- Exercise brief
Output solely the number of lines containing the string "público".

=-=-=

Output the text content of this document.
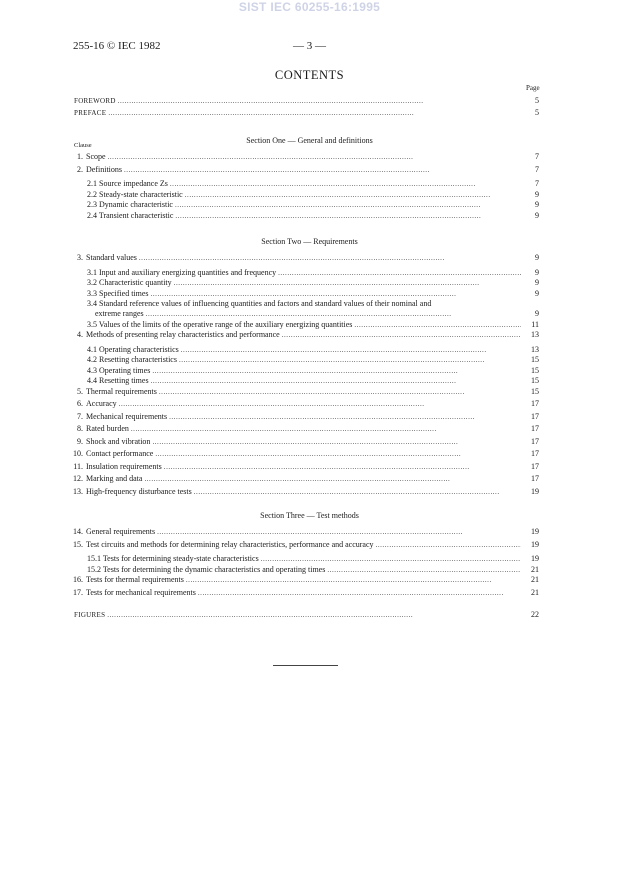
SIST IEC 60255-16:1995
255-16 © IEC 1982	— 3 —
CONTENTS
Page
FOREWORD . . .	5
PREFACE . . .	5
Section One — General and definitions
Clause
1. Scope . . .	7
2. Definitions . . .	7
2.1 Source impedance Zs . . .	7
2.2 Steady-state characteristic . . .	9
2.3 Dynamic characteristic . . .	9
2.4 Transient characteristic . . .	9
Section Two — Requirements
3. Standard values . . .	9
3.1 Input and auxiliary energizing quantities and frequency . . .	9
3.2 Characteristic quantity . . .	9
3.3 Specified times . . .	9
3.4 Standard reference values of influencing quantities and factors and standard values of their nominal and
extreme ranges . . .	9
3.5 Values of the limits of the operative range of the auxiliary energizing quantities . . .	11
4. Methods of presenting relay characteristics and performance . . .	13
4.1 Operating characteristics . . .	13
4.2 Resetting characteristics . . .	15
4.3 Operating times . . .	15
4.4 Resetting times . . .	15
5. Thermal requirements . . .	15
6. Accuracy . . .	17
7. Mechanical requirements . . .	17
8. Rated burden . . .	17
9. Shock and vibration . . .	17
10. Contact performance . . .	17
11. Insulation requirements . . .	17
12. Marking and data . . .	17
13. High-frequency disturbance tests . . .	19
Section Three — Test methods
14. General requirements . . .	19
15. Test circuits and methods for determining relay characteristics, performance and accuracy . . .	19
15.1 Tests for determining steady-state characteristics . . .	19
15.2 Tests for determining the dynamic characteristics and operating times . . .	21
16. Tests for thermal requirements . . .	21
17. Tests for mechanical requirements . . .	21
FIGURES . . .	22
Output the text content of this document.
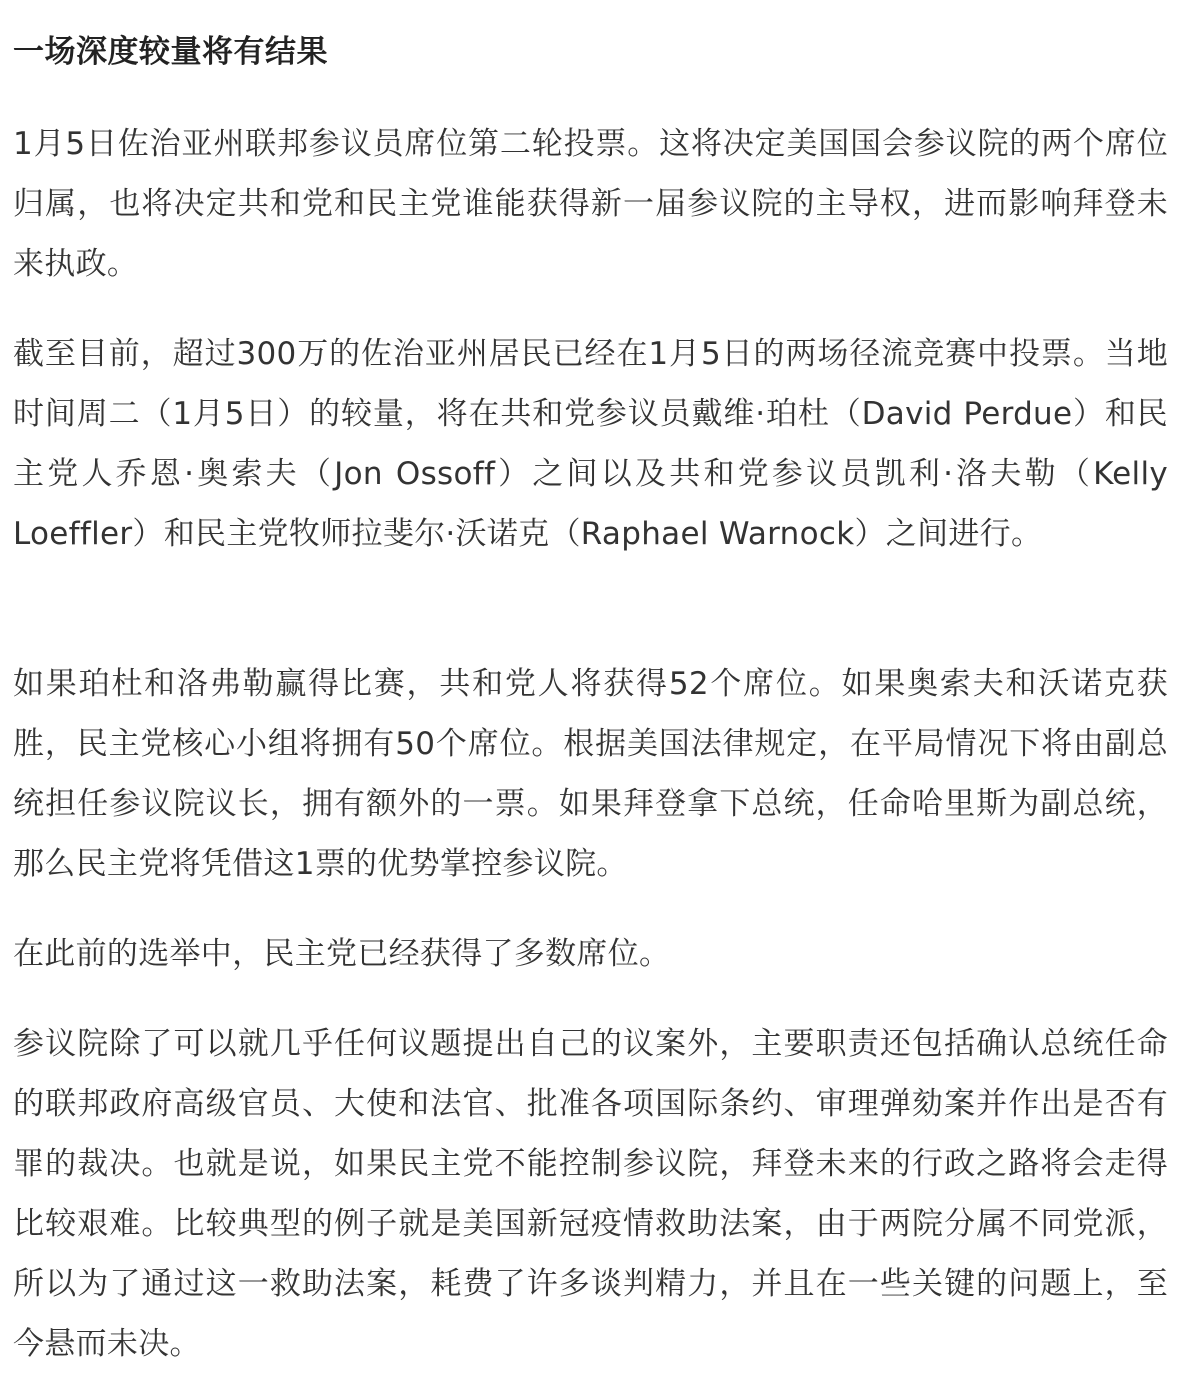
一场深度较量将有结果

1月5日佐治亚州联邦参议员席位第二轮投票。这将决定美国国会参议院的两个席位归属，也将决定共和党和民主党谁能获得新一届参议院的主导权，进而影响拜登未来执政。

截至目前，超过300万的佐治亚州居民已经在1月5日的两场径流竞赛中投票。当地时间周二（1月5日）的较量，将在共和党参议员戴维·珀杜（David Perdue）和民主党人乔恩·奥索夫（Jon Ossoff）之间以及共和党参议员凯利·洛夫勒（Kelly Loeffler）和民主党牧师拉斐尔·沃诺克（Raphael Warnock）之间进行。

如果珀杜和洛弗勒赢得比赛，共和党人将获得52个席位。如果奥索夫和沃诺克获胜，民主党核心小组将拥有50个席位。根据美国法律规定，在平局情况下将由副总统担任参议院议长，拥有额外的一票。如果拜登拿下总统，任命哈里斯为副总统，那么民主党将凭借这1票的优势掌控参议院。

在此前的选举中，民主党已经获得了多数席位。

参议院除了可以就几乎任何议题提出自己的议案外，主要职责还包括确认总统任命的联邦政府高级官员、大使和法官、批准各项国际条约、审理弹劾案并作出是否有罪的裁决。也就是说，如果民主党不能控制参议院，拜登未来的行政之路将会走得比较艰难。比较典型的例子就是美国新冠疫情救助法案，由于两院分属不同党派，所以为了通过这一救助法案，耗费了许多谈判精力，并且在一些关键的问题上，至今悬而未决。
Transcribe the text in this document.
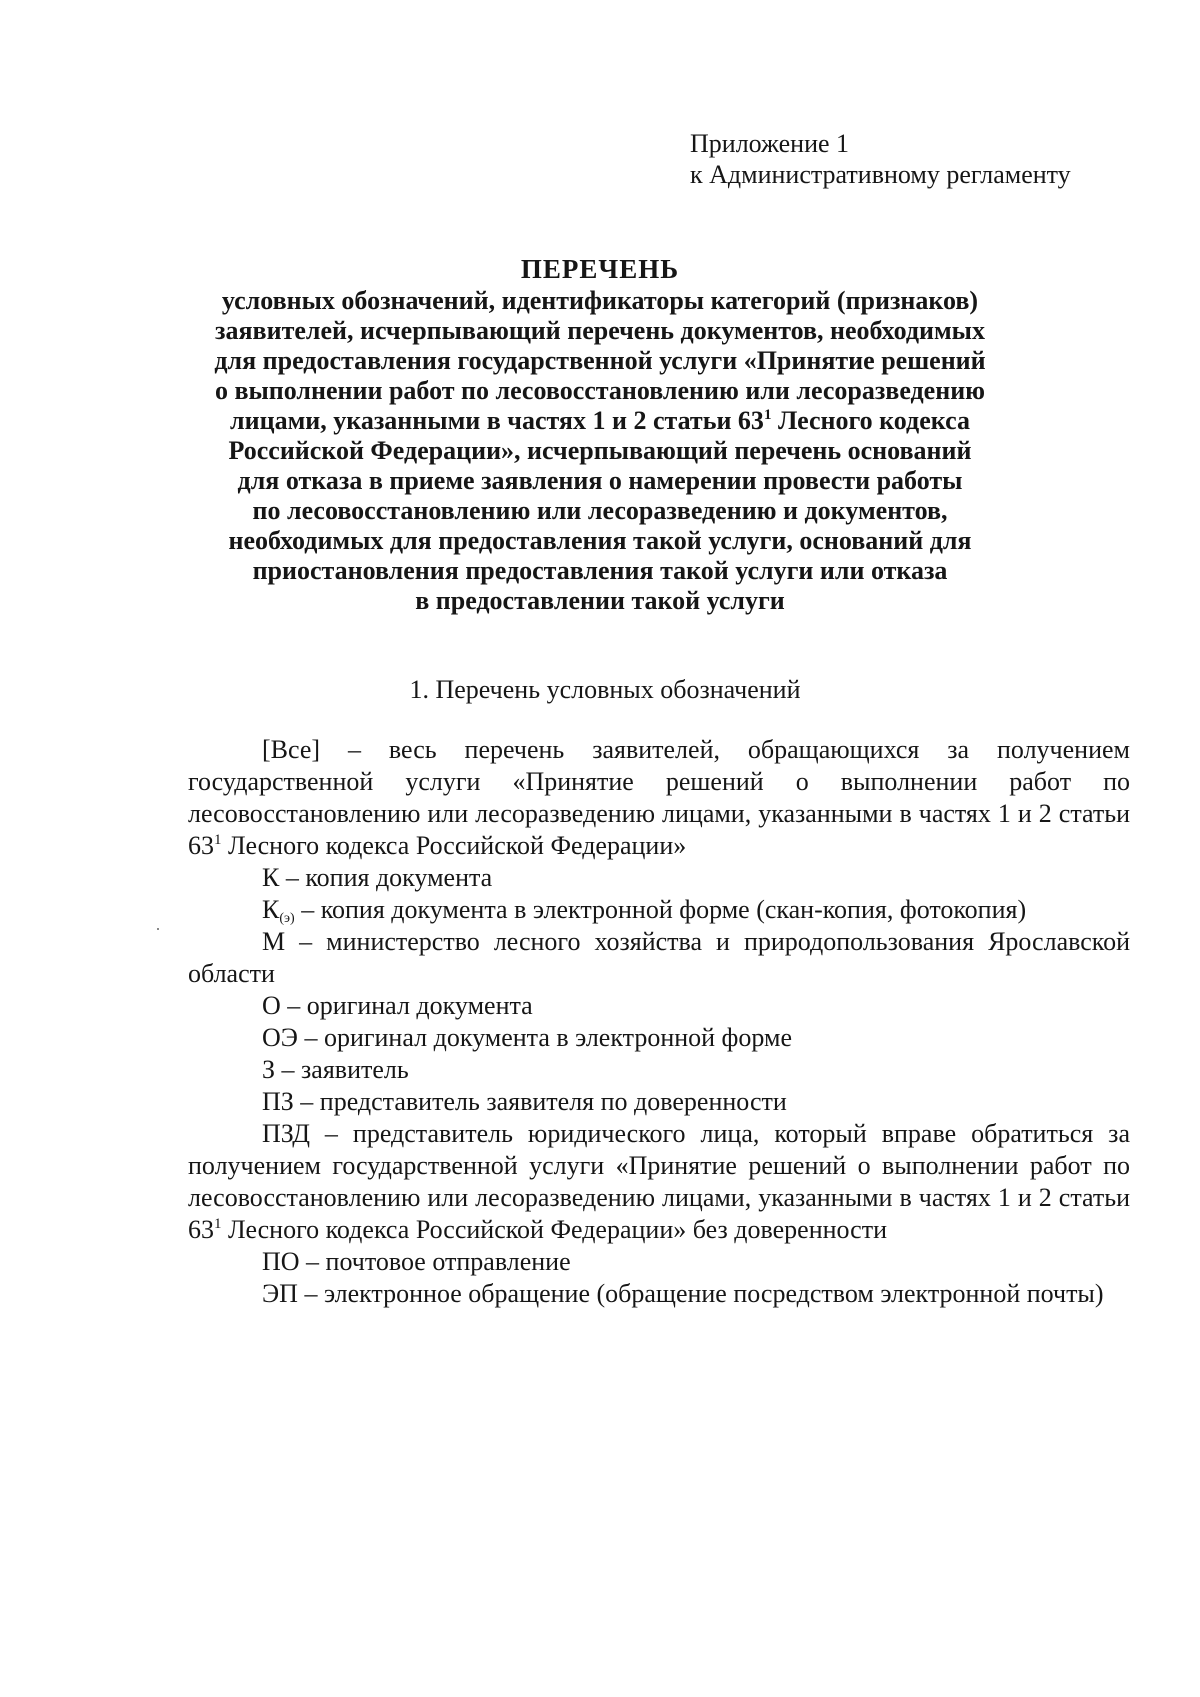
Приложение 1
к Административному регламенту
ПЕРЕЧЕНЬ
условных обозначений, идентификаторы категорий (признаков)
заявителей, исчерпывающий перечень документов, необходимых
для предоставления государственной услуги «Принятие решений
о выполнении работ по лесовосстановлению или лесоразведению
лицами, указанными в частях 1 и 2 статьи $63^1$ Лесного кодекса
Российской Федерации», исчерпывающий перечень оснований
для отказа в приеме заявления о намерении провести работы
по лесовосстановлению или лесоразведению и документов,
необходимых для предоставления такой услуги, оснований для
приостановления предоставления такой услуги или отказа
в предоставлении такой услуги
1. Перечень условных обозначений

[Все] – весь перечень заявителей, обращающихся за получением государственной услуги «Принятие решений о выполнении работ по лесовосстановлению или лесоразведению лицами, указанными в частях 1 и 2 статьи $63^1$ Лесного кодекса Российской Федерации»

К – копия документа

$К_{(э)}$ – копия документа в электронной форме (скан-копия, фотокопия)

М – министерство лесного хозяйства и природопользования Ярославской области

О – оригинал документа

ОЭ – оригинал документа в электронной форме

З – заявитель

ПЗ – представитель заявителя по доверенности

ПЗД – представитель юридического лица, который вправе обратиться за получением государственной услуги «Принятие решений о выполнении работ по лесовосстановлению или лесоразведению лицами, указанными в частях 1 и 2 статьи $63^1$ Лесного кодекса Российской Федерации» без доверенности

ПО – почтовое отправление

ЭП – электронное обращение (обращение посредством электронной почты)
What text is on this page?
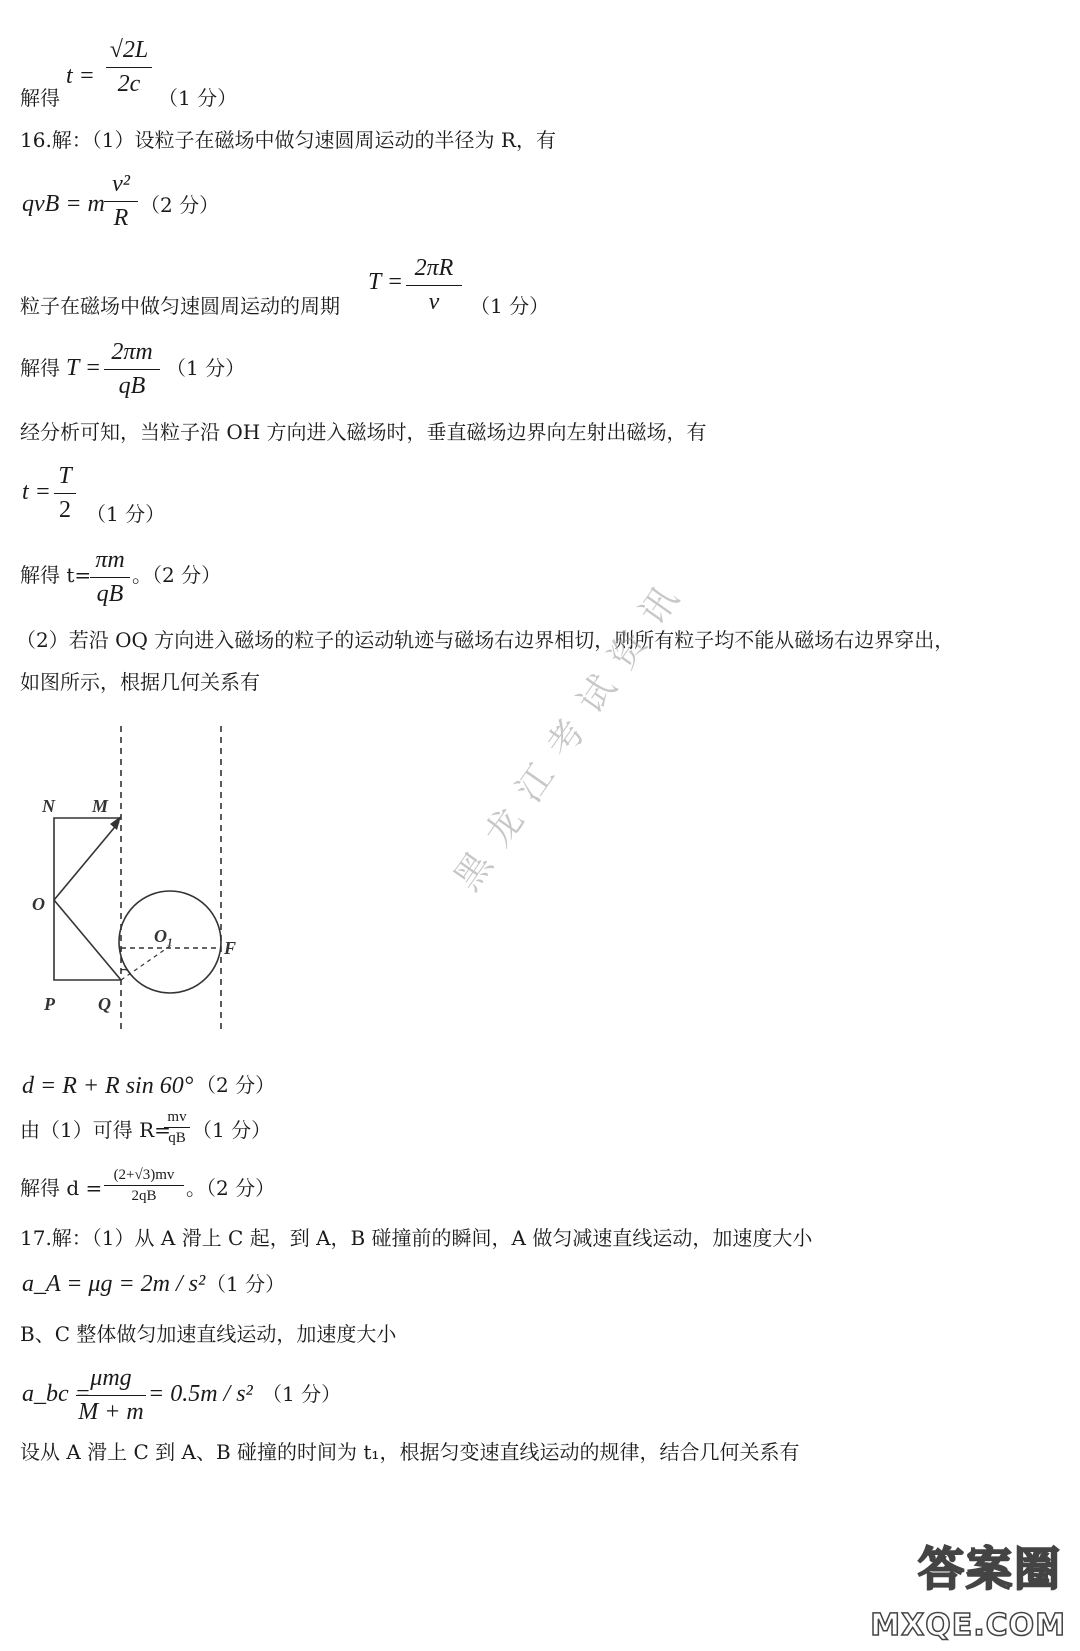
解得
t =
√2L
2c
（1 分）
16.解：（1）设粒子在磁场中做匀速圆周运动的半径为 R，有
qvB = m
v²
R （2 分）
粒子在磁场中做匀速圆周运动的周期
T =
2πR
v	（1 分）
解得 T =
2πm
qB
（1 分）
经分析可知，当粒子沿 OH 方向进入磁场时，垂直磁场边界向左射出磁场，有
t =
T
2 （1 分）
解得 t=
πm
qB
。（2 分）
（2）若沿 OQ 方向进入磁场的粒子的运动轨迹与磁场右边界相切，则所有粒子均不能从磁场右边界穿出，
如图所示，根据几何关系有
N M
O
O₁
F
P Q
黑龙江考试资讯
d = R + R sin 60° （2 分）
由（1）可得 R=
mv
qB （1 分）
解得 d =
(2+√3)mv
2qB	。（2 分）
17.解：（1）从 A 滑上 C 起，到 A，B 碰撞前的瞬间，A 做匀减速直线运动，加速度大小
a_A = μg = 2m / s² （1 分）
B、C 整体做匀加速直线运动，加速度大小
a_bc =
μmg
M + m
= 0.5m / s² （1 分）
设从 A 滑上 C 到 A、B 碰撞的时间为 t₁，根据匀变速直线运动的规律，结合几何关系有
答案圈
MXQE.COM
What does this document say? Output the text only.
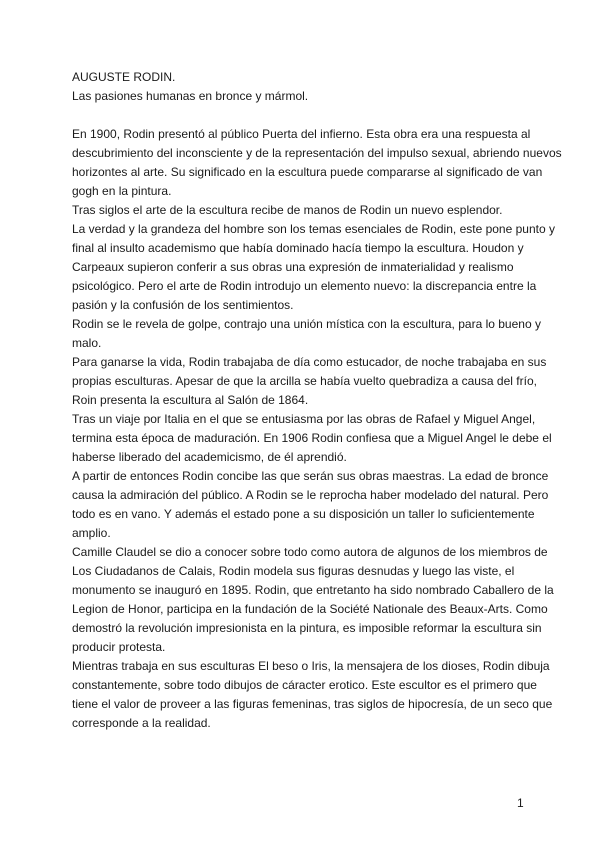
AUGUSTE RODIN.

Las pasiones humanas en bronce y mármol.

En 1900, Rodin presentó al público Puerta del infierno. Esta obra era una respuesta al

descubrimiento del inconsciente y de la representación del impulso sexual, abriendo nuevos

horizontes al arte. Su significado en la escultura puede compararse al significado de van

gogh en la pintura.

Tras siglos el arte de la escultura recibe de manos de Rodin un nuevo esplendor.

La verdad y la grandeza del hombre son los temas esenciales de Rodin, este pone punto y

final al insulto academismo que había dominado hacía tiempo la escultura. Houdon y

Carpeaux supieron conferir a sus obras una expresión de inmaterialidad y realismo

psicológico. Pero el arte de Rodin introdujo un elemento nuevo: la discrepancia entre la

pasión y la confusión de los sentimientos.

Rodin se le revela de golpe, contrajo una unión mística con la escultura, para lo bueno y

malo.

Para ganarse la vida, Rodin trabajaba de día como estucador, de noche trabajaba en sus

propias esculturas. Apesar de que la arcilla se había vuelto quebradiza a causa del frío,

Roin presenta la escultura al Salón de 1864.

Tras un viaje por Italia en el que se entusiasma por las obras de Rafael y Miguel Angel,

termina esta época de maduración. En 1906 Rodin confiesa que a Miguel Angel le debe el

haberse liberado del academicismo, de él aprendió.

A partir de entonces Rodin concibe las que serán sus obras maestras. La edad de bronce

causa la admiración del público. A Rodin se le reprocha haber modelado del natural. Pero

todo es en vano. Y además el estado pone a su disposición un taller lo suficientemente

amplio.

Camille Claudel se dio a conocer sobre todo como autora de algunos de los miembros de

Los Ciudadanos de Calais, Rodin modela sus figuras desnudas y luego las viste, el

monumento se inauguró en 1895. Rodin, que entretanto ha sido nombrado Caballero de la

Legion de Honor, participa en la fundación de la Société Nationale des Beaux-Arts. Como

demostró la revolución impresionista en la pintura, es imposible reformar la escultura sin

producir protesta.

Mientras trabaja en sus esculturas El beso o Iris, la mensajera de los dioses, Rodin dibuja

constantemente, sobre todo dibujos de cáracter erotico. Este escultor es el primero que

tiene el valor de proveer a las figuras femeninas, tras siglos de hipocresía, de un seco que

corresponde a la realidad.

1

=-=-=

- Solution
2